=== DATA LISTING ===
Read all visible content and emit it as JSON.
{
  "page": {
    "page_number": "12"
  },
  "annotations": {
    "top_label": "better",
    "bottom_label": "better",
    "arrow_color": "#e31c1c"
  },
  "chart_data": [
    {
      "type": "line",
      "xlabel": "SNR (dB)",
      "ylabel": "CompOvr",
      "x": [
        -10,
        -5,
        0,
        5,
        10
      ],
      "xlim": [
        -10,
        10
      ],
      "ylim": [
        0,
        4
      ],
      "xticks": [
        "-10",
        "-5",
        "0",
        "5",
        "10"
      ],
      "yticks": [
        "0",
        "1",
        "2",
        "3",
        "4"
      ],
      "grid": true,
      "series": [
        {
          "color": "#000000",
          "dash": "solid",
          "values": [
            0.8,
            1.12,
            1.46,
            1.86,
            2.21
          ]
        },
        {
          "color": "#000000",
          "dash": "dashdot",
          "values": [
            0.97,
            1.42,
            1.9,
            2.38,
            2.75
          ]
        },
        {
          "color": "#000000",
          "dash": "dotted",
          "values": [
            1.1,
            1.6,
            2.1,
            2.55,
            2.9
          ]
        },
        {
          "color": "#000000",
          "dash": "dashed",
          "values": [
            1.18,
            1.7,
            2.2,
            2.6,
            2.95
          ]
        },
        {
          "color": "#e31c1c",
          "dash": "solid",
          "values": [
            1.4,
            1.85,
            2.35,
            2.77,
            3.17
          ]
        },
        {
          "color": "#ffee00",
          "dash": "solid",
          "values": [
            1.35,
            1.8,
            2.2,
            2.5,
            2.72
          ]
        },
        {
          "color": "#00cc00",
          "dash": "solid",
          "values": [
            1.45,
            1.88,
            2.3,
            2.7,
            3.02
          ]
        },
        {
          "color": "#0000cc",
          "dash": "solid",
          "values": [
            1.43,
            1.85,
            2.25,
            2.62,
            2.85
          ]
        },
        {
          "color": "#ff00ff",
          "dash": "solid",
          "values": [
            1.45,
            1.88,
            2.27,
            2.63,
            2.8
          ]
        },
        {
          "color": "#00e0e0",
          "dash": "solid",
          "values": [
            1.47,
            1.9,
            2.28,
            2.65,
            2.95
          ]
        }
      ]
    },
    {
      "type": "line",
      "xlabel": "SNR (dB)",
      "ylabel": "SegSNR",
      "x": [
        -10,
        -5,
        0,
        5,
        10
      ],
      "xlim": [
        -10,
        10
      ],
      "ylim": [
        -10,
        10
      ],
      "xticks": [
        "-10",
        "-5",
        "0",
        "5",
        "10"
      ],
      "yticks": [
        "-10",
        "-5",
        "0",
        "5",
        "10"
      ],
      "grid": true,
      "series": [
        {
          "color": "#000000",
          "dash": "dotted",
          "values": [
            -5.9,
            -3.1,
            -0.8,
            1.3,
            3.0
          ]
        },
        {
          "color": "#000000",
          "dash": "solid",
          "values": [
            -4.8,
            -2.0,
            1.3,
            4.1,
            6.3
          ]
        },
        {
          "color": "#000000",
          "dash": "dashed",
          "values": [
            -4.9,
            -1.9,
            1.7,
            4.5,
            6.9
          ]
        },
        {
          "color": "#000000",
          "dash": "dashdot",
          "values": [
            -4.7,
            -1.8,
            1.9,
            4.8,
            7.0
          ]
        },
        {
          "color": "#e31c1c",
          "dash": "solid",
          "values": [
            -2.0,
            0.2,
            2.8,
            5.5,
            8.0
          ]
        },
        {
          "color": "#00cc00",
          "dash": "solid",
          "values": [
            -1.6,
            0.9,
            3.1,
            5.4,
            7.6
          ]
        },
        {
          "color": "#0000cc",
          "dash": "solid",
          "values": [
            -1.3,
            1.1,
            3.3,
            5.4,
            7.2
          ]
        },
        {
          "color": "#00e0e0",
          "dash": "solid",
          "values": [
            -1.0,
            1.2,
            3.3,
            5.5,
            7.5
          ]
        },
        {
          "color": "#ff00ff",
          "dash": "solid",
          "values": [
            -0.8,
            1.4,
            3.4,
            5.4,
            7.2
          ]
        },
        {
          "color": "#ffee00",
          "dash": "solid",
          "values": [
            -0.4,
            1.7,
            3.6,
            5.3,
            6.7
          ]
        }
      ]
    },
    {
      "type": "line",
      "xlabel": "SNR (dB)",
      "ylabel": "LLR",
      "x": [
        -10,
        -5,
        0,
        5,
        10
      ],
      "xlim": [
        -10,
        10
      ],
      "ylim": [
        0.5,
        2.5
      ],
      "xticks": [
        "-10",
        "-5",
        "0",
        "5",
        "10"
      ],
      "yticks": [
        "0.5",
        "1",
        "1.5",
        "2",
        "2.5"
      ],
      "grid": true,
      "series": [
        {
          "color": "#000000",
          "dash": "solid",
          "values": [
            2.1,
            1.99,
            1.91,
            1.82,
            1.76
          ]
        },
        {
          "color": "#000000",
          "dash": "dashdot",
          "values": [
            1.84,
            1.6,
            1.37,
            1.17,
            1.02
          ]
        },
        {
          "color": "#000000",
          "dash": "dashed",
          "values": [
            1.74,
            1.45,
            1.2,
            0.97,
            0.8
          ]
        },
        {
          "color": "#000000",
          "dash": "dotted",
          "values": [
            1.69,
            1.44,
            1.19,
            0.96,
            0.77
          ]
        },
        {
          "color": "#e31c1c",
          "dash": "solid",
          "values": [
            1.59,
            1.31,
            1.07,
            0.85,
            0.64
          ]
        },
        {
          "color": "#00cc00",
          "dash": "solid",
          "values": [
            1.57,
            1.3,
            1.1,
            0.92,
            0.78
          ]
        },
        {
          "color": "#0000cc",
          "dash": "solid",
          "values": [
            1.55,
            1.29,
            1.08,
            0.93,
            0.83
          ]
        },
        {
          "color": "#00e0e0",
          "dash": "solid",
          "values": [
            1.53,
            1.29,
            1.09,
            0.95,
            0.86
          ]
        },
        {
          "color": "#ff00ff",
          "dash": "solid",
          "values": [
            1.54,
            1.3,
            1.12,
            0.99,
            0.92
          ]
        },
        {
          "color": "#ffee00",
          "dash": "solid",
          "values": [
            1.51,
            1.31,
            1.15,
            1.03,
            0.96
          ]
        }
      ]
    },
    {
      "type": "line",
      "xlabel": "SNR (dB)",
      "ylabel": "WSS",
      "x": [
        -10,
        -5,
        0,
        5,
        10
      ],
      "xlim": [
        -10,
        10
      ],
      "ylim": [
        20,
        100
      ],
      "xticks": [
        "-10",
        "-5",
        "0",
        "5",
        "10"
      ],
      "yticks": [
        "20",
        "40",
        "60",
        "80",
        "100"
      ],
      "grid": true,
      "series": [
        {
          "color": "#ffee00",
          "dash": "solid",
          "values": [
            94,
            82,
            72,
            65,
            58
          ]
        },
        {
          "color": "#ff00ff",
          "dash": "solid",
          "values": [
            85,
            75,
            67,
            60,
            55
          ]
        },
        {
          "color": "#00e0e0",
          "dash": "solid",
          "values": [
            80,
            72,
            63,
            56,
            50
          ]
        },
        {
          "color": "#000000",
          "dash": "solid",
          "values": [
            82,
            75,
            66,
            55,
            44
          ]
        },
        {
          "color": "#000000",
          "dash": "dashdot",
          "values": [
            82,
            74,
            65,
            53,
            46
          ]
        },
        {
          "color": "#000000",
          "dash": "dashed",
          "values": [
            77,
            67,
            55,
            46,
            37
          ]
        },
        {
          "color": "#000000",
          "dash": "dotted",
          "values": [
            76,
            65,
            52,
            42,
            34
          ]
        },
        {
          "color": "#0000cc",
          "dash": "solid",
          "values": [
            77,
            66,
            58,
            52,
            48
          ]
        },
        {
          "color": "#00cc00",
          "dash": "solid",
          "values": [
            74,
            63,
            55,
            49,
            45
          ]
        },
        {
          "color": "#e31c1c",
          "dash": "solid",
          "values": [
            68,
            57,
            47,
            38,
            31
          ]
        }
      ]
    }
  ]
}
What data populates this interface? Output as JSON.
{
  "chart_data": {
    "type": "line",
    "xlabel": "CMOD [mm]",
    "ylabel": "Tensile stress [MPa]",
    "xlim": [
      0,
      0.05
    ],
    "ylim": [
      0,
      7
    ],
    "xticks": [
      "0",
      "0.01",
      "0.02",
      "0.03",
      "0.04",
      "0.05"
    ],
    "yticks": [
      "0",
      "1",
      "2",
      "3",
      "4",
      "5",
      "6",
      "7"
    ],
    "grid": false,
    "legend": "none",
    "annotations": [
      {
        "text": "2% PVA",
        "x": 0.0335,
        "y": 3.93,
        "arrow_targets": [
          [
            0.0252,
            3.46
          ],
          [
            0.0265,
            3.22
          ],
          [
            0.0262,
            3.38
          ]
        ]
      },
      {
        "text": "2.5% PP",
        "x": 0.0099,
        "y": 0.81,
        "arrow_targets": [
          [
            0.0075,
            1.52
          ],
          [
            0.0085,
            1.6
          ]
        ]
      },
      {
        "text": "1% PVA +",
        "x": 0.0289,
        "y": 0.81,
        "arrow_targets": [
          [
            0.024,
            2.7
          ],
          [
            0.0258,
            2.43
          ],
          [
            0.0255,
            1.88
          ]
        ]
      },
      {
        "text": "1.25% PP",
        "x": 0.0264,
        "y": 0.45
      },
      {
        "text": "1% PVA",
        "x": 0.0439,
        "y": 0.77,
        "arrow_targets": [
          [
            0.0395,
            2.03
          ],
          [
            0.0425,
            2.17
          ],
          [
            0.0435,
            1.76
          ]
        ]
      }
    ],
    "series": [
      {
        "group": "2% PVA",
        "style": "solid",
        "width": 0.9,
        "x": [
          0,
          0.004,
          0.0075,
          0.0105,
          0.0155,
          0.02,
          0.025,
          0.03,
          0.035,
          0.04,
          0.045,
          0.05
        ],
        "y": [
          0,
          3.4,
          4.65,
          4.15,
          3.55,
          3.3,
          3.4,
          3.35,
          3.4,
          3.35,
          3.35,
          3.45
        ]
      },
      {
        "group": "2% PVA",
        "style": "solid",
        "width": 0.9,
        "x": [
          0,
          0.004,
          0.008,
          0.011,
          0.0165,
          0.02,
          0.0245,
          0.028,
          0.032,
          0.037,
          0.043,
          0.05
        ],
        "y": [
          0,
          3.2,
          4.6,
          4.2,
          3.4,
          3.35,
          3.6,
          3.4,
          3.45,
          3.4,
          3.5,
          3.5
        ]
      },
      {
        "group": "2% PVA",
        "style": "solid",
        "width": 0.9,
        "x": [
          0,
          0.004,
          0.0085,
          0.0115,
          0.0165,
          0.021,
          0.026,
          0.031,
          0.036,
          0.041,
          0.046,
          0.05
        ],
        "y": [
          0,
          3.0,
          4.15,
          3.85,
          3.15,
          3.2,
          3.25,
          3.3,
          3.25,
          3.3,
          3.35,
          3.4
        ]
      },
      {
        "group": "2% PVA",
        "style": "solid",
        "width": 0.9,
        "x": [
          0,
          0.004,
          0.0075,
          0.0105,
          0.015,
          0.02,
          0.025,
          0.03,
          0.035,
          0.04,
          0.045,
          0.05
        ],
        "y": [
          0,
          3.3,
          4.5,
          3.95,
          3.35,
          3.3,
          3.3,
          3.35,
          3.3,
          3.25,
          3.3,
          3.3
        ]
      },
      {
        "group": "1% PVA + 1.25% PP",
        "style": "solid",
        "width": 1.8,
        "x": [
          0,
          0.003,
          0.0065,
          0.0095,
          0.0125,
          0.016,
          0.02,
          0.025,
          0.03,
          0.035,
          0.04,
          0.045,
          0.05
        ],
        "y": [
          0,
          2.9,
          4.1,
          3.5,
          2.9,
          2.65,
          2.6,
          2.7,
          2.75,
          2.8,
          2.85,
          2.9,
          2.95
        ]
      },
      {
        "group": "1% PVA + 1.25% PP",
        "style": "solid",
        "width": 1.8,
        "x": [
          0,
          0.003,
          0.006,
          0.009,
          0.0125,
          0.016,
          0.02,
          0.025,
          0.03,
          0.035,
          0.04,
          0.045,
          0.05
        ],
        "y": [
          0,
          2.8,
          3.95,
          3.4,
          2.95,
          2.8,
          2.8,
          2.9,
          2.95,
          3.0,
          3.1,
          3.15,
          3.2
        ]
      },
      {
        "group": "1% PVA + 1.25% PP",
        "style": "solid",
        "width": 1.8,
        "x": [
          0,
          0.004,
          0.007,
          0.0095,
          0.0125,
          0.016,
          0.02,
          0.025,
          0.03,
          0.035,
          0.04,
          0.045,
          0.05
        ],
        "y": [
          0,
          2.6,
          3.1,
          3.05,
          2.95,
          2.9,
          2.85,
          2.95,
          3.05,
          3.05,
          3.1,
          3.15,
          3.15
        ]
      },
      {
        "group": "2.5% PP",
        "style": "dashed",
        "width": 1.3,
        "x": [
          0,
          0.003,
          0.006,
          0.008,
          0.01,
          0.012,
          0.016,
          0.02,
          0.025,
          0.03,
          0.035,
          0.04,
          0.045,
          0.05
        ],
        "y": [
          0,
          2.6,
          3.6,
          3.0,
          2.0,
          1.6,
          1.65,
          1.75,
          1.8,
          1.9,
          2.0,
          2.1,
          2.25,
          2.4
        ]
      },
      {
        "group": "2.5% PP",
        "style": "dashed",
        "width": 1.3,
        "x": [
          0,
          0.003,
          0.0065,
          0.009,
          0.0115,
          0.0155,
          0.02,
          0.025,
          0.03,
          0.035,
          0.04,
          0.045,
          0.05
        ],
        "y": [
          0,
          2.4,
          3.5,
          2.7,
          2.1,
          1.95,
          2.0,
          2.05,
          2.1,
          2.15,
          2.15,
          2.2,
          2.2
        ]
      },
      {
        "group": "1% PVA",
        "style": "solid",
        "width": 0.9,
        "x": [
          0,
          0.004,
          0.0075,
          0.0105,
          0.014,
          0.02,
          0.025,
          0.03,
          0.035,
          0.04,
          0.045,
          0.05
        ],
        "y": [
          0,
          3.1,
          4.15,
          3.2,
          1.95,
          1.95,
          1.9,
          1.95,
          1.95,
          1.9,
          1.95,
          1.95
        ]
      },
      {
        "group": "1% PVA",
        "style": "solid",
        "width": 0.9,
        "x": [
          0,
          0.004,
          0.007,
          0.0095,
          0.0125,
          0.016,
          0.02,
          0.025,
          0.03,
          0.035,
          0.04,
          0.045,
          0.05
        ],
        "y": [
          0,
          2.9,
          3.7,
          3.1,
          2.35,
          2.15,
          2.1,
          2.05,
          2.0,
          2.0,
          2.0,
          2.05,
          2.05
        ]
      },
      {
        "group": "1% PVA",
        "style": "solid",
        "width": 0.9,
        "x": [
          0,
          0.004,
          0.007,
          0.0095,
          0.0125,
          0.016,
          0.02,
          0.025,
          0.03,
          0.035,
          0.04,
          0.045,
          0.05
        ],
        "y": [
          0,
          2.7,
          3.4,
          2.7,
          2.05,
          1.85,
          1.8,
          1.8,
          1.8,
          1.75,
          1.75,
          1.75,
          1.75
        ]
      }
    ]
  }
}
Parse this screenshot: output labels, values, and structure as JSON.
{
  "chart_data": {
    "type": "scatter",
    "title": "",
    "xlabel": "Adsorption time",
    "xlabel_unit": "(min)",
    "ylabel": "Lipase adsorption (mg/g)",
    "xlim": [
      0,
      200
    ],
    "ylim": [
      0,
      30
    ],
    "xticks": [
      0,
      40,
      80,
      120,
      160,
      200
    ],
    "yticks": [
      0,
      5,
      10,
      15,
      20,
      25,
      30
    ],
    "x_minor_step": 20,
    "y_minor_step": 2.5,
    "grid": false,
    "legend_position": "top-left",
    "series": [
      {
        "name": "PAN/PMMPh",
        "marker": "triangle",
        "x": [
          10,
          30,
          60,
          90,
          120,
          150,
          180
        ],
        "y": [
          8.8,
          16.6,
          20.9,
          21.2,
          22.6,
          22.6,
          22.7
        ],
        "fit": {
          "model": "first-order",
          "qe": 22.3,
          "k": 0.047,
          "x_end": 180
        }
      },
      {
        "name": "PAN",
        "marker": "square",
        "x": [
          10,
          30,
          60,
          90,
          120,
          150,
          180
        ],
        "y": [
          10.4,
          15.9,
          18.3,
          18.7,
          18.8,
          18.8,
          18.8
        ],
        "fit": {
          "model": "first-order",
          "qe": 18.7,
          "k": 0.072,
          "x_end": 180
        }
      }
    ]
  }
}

=== EXERCISE PROMPT ===
Identify the lines of the entries containing the string "this". Copy each such line.

=== EXERCISE RESULT ===
What data populates this interface? Output as JSON.
Parse this screenshot: output labels, values, and structure as JSON.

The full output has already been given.